- Exercise brief
Identify the lines that include the word "区域内容积率控制在", then copy all of them.

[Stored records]
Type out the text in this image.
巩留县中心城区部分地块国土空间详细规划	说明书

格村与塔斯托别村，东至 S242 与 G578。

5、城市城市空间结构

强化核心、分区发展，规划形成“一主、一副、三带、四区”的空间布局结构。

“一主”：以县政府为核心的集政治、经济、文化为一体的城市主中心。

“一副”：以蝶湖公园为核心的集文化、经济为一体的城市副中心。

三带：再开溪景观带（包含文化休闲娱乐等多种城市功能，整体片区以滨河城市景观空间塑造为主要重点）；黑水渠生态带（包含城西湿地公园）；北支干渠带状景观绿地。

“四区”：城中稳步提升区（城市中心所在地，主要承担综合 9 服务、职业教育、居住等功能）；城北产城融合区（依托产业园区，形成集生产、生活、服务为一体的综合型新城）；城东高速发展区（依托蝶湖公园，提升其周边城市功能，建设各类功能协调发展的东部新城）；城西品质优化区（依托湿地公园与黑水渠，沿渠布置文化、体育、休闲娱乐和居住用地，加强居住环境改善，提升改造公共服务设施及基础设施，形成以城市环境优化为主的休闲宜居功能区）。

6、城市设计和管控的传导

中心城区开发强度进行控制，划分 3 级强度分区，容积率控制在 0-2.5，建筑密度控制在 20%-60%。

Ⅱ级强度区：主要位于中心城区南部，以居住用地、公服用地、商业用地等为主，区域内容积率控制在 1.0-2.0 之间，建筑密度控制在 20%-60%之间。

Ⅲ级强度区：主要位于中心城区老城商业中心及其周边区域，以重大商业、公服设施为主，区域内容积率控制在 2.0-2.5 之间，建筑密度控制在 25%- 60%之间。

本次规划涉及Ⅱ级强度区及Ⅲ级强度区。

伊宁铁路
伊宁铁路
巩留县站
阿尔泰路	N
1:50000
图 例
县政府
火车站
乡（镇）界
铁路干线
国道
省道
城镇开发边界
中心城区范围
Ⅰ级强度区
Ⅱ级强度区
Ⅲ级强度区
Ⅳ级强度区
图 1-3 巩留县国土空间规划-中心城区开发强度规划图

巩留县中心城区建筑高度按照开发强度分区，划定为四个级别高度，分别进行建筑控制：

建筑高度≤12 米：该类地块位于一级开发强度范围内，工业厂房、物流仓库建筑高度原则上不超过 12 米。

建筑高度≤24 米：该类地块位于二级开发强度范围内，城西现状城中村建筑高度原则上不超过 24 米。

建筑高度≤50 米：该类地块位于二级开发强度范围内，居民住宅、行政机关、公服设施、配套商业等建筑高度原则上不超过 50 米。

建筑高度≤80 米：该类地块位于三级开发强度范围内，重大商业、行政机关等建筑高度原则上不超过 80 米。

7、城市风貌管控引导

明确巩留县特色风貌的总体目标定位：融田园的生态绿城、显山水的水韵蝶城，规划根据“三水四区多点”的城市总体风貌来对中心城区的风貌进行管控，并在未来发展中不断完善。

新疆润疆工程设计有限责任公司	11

- Solution to the exercise
Ⅱ级强度区：主要位于中心城区南部，以居住用地、公服用地、商业用地等为主，区域内容积率控制在 1.0-2.0 之间，建筑密度控制在 20%-60%之间。
Ⅲ级强度区：主要位于中心城区老城商业中心及其周边区域，以重大商业、公服设施为主，区域内容积率控制在 2.0-2.5 之间，建筑密度控制在 25%- 60%之间。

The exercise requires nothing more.